## [Extracted data]
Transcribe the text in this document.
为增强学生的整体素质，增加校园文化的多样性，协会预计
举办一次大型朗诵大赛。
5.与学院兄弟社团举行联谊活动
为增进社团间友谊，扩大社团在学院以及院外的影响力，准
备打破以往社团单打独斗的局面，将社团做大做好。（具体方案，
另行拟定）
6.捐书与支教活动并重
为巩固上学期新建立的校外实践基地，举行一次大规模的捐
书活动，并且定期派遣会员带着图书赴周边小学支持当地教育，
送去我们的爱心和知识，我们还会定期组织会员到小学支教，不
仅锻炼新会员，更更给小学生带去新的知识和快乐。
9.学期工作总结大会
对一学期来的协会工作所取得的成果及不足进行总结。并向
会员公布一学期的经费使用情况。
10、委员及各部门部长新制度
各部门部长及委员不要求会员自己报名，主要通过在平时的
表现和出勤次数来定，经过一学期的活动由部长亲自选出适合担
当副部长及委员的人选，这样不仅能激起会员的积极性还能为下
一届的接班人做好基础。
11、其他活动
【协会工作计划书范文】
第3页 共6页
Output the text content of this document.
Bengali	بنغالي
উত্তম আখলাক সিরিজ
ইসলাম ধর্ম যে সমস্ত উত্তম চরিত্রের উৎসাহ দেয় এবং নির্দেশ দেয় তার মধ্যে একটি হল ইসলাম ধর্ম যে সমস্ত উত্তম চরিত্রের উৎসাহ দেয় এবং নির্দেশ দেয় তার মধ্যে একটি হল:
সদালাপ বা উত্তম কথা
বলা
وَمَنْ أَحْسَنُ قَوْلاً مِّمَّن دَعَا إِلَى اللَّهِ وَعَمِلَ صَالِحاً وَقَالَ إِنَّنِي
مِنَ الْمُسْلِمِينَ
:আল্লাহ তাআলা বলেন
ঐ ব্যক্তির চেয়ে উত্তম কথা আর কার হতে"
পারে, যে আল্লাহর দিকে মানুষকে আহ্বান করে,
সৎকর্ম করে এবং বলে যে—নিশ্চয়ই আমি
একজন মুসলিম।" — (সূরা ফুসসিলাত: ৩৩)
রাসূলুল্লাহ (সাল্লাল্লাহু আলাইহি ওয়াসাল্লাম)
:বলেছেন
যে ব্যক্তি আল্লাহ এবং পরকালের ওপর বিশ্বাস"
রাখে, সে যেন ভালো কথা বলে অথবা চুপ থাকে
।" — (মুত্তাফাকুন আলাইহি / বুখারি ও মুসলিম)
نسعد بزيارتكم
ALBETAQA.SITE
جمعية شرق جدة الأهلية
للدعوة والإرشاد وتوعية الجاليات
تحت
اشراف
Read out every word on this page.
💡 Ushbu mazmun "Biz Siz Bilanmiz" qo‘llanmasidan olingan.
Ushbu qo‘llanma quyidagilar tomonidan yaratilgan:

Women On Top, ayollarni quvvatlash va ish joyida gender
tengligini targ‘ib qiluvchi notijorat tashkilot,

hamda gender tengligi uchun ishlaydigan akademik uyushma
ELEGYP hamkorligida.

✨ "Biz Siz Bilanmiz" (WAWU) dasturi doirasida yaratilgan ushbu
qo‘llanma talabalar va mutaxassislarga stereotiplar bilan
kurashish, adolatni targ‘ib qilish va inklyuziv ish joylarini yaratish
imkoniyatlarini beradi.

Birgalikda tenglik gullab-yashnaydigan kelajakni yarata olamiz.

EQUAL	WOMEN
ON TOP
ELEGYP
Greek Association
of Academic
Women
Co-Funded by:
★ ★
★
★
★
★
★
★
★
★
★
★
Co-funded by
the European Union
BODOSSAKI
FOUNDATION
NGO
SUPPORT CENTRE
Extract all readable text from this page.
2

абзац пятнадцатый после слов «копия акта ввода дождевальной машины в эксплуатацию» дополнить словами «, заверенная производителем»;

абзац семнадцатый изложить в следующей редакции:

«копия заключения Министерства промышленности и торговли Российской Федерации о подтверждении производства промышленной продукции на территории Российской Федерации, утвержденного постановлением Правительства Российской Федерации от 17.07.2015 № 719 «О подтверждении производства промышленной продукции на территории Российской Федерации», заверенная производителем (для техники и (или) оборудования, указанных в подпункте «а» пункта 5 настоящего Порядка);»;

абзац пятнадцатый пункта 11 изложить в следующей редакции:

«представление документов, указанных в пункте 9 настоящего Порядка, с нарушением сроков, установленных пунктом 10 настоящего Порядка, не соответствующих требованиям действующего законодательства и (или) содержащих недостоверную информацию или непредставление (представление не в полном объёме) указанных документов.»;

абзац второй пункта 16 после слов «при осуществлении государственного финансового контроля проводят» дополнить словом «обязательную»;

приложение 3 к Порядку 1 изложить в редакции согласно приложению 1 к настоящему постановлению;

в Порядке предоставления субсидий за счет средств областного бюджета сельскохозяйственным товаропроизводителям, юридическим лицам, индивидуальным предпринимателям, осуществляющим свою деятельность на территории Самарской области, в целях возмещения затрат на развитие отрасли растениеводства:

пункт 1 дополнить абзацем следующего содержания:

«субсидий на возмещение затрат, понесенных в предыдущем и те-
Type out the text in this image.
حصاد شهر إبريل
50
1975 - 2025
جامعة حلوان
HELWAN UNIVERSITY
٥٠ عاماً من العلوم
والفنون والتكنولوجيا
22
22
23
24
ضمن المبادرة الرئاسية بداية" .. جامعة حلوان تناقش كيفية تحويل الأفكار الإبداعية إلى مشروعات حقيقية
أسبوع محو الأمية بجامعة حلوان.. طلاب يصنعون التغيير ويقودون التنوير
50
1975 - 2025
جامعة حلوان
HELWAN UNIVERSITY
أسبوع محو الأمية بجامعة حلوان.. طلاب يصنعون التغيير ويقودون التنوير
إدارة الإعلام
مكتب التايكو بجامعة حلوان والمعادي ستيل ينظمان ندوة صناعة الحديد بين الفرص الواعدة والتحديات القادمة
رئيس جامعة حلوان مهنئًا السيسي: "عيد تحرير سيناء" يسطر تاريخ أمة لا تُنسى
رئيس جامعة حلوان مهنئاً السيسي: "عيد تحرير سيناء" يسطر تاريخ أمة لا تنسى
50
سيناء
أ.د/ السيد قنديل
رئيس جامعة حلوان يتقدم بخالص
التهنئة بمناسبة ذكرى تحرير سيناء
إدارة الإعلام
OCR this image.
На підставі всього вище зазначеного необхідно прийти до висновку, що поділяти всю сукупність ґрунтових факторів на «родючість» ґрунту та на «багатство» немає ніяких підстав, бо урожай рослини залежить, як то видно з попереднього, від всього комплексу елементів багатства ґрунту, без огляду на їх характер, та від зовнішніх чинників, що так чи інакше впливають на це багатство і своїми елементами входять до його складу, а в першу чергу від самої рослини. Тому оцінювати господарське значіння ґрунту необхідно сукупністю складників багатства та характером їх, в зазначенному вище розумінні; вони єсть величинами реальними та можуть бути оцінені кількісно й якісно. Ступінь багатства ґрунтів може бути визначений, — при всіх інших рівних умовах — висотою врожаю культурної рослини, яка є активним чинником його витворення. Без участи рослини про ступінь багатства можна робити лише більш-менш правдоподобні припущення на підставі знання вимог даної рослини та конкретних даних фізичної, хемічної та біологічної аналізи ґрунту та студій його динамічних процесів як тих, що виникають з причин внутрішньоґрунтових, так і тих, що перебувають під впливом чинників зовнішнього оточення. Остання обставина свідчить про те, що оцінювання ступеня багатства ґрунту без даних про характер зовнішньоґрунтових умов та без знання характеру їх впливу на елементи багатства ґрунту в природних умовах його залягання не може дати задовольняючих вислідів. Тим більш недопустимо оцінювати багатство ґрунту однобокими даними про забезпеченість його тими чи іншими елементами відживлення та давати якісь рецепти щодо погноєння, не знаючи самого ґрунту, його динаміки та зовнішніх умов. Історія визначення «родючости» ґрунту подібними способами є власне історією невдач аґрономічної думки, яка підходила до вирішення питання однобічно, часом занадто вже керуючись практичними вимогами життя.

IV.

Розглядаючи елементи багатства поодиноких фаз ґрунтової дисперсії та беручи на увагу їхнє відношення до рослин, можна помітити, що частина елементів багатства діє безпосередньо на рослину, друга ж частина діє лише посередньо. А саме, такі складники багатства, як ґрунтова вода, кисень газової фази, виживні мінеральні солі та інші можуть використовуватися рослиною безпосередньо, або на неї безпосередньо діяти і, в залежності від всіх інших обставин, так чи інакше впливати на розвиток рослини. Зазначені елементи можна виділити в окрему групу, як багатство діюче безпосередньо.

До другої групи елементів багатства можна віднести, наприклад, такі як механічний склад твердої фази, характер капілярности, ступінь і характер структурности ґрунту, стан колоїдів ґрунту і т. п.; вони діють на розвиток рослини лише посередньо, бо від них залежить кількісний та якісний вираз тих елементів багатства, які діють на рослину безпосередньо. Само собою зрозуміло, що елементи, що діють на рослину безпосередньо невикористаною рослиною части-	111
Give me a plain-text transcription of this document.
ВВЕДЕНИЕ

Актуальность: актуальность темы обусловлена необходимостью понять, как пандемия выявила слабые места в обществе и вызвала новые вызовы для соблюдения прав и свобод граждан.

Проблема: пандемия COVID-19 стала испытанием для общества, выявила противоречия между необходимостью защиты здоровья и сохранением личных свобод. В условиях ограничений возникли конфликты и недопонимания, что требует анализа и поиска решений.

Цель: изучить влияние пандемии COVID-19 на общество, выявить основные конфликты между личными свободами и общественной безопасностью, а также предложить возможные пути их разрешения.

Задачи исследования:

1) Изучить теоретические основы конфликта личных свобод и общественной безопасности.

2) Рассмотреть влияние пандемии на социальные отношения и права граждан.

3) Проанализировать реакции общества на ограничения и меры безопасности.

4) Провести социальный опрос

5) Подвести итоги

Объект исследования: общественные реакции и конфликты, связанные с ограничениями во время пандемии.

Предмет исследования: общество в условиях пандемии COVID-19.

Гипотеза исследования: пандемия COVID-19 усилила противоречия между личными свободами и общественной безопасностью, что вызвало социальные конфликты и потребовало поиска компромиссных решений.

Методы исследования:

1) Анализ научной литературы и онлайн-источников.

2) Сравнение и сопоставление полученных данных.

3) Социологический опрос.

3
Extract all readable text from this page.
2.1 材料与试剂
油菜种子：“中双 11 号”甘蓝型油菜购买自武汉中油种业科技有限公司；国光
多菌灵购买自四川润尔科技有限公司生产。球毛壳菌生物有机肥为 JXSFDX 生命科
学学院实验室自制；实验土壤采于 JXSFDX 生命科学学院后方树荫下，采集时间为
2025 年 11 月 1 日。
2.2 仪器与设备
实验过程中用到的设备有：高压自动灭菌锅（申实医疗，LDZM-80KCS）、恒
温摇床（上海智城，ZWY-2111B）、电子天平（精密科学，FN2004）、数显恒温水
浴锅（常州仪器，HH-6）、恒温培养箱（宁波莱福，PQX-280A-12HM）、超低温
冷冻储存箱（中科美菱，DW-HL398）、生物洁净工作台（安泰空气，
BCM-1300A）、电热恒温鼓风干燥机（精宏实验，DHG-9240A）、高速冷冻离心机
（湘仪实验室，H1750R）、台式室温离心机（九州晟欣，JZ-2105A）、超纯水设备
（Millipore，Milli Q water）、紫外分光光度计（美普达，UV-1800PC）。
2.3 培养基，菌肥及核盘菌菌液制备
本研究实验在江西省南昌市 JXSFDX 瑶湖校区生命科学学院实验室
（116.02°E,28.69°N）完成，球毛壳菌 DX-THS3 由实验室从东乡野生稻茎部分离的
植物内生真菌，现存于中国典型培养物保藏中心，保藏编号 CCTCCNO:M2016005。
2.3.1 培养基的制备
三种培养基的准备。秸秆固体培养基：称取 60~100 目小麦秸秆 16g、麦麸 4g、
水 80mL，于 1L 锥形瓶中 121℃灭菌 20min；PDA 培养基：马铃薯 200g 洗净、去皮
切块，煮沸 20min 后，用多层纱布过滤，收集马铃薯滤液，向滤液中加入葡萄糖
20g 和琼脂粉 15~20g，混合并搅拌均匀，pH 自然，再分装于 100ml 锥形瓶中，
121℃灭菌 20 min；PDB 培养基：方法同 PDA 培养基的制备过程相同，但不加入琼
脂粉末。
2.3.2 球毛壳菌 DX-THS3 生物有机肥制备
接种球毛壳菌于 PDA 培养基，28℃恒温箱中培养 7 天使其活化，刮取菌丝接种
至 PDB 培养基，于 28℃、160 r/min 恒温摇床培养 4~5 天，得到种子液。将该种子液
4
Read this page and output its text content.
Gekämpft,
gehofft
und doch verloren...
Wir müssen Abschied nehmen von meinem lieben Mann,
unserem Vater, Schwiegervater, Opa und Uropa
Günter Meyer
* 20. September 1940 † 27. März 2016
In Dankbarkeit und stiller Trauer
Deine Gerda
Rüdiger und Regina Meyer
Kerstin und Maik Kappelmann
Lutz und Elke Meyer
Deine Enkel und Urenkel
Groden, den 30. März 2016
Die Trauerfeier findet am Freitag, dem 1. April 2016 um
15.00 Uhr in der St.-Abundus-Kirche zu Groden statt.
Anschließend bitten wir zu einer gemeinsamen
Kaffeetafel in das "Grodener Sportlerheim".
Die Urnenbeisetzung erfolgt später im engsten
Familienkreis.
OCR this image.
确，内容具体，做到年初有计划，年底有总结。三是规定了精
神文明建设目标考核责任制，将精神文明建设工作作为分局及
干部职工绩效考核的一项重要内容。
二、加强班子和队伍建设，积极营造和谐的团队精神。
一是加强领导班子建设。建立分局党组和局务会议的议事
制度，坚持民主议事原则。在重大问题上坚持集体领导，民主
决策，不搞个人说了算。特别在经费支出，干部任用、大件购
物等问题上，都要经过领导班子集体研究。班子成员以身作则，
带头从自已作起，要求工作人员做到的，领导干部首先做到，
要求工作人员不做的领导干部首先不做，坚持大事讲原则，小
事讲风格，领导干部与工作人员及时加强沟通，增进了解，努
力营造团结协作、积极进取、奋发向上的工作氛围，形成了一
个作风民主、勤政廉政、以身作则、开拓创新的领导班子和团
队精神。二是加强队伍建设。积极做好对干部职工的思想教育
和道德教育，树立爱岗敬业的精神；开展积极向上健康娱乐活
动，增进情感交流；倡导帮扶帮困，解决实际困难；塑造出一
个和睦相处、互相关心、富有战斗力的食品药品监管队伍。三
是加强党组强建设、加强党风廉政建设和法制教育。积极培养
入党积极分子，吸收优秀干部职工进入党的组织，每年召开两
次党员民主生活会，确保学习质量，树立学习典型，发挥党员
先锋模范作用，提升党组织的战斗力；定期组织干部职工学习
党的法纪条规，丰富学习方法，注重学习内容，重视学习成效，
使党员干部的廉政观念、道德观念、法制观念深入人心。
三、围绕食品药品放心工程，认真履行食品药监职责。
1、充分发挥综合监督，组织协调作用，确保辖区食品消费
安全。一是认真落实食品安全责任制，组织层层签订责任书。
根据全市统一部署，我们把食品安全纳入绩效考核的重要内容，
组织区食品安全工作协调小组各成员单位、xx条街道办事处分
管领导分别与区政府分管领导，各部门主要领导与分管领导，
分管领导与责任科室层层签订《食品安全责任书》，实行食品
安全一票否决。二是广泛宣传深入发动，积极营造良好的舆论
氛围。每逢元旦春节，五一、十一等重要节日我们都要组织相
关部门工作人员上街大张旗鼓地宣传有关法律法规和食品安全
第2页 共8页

## [Exercise objective]
Only the number is wanted: how many lines in the entries above contain the string "общество"?

## [Exercise result]
2